Recorded data
· · ·

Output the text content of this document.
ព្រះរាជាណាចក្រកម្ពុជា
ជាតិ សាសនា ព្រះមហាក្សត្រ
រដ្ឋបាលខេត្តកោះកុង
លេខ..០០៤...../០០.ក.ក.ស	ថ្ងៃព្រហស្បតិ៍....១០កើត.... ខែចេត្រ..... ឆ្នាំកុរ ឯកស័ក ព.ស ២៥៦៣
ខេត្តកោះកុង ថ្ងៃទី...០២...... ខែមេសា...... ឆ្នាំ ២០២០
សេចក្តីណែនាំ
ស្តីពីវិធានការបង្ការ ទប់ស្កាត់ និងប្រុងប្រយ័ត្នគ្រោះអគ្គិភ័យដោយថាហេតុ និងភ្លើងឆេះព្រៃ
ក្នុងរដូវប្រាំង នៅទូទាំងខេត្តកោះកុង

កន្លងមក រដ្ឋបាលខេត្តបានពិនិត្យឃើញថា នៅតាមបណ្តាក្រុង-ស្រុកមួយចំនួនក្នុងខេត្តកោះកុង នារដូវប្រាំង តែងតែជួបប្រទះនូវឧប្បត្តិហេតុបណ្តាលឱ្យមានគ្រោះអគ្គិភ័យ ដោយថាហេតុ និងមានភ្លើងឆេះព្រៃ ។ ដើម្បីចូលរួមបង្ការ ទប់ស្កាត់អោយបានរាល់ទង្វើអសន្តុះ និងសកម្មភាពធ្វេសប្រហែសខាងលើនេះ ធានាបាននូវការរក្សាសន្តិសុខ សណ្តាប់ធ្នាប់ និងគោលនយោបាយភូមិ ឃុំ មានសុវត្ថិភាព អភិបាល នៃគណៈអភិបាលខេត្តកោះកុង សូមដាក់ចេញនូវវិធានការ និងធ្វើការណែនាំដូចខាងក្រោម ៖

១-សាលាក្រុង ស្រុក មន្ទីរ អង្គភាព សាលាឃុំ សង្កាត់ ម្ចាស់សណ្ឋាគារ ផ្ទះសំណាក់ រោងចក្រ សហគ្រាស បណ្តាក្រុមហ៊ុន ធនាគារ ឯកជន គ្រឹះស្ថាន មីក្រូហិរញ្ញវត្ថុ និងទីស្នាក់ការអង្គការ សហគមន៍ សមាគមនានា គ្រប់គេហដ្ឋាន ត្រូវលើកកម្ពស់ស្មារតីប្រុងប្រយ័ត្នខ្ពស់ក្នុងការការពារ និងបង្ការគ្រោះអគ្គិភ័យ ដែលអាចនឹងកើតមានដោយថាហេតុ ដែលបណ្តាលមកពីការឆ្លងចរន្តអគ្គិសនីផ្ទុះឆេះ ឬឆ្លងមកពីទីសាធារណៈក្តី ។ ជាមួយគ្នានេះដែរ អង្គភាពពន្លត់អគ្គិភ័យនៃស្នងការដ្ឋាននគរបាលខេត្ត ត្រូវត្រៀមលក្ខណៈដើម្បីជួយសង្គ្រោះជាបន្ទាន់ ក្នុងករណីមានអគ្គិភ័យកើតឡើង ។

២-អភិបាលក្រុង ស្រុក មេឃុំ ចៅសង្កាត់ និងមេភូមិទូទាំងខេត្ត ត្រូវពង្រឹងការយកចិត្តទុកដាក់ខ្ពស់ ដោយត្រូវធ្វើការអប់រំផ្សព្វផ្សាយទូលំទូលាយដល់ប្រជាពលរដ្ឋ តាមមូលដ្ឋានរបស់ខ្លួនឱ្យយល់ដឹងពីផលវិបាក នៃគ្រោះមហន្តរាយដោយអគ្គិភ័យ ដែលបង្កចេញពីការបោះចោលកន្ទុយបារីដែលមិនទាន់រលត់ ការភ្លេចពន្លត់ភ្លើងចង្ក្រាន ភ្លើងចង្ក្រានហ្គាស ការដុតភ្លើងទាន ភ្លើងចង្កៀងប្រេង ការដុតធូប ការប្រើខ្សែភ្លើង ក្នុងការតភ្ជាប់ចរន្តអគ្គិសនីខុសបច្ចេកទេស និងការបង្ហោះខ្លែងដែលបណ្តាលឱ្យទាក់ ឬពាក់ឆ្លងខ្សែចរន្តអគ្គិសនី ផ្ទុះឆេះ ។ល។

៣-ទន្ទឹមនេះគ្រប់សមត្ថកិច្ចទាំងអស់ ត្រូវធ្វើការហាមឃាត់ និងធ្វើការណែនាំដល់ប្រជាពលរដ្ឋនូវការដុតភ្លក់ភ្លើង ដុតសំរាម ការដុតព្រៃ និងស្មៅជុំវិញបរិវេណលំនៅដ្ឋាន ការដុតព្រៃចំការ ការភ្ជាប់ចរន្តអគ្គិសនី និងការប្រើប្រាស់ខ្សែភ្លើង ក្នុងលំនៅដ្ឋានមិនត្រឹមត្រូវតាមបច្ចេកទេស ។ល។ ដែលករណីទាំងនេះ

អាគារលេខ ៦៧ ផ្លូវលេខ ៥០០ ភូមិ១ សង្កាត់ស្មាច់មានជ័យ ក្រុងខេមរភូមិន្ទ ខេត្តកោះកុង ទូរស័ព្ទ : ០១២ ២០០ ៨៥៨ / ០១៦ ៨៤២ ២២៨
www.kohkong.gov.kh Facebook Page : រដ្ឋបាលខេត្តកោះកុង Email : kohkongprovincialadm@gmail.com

· · ·

Write out all the data again, exactly as it appears.

(Answer to the problem):
Output the text content of this document.
ព្រះរាជាណាចក្រកម្ពុជា
ជាតិ សាសនា ព្រះមហាក្សត្រ
រដ្ឋបាលខេត្តកោះកុង
លេខ..០០៤...../០០.ក.ក.ស	ថ្ងៃព្រហស្បតិ៍....១០កើត.... ខែចេត្រ..... ឆ្នាំកុរ ឯកស័ក ព.ស ២៥៦៣
ខេត្តកោះកុង ថ្ងៃទី...០២...... ខែមេសា...... ឆ្នាំ ២០២០
សេចក្តីណែនាំ
ស្តីពីវិធានការបង្ការ ទប់ស្កាត់ និងប្រុងប្រយ័ត្នគ្រោះអគ្គិភ័យដោយថាហេតុ និងភ្លើងឆេះព្រៃ
ក្នុងរដូវប្រាំង នៅទូទាំងខេត្តកោះកុង

កន្លងមក រដ្ឋបាលខេត្តបានពិនិត្យឃើញថា នៅតាមបណ្តាក្រុង-ស្រុកមួយចំនួនក្នុងខេត្តកោះកុង នារដូវប្រាំង តែងតែជួបប្រទះនូវឧប្បត្តិហេតុបណ្តាលឱ្យមានគ្រោះអគ្គិភ័យ ដោយថាហេតុ និងមានភ្លើងឆេះព្រៃ ។ ដើម្បីចូលរួមបង្ការ ទប់ស្កាត់អោយបានរាល់ទង្វើអសន្តុះ និងសកម្មភាពធ្វេសប្រហែសខាងលើនេះ ធានាបាននូវការរក្សាសន្តិសុខ សណ្តាប់ធ្នាប់ និងគោលនយោបាយភូមិ ឃុំ មានសុវត្ថិភាព អភិបាល នៃគណៈអភិបាលខេត្តកោះកុង សូមដាក់ចេញនូវវិធានការ និងធ្វើការណែនាំដូចខាងក្រោម ៖

១-សាលាក្រុង ស្រុក មន្ទីរ អង្គភាព សាលាឃុំ សង្កាត់ ម្ចាស់សណ្ឋាគារ ផ្ទះសំណាក់ រោងចក្រ សហគ្រាស បណ្តាក្រុមហ៊ុន ធនាគារ ឯកជន គ្រឹះស្ថាន មីក្រូហិរញ្ញវត្ថុ និងទីស្នាក់ការអង្គការ សហគមន៍ សមាគមនានា គ្រប់គេហដ្ឋាន ត្រូវលើកកម្ពស់ស្មារតីប្រុងប្រយ័ត្នខ្ពស់ក្នុងការការពារ និងបង្ការគ្រោះអគ្គិភ័យ ដែលអាចនឹងកើតមានដោយថាហេតុ ដែលបណ្តាលមកពីការឆ្លងចរន្តអគ្គិសនីផ្ទុះឆេះ ឬឆ្លងមកពីទីសាធារណៈក្តី ។ ជាមួយគ្នានេះដែរ អង្គភាពពន្លត់អគ្គិភ័យនៃស្នងការដ្ឋាននគរបាលខេត្ត ត្រូវត្រៀមលក្ខណៈដើម្បីជួយសង្គ្រោះជាបន្ទាន់ ក្នុងករណីមានអគ្គិភ័យកើតឡើង ។

២-អភិបាលក្រុង ស្រុក មេឃុំ ចៅសង្កាត់ និងមេភូមិទូទាំងខេត្ត ត្រូវពង្រឹងការយកចិត្តទុកដាក់ខ្ពស់ ដោយត្រូវធ្វើការអប់រំផ្សព្វផ្សាយទូលំទូលាយដល់ប្រជាពលរដ្ឋ តាមមូលដ្ឋានរបស់ខ្លួនឱ្យយល់ដឹងពីផលវិបាក នៃគ្រោះមហន្តរាយដោយអគ្គិភ័យ ដែលបង្កចេញពីការបោះចោលកន្ទុយបារីដែលមិនទាន់រលត់ ការភ្លេចពន្លត់ភ្លើងចង្ក្រាន ភ្លើងចង្ក្រានហ្គាស ការដុតភ្លើងទាន ភ្លើងចង្កៀងប្រេង ការដុតធូប ការប្រើខ្សែភ្លើង ក្នុងការតភ្ជាប់ចរន្តអគ្គិសនីខុសបច្ចេកទេស និងការបង្ហោះខ្លែងដែលបណ្តាលឱ្យទាក់ ឬពាក់ឆ្លងខ្សែចរន្តអគ្គិសនី ផ្ទុះឆេះ ។ល។

៣-ទន្ទឹមនេះគ្រប់សមត្ថកិច្ចទាំងអស់ ត្រូវធ្វើការហាមឃាត់ និងធ្វើការណែនាំដល់ប្រជាពលរដ្ឋនូវការដុតភ្លក់ភ្លើង ដុតសំរាម ការដុតព្រៃ និងស្មៅជុំវិញបរិវេណលំនៅដ្ឋាន ការដុតព្រៃចំការ ការភ្ជាប់ចរន្តអគ្គិសនី និងការប្រើប្រាស់ខ្សែភ្លើង ក្នុងលំនៅដ្ឋានមិនត្រឹមត្រូវតាមបច្ចេកទេស ។ល។ ដែលករណីទាំងនេះ

អាគារលេខ ៦៧ ផ្លូវលេខ ៥០០ ភូមិ១ សង្កាត់ស្មាច់មានជ័យ ក្រុងខេមរភូមិន្ទ ខេត្តកោះកុង ទូរស័ព្ទ : ០១២ ២០០ ៨៥៨ / ០១៦ ៨៤២ ២២៨
www.kohkong.gov.kh Facebook Page : រដ្ឋបាលខេត្តកោះកុង Email : kohkongprovincialadm@gmail.com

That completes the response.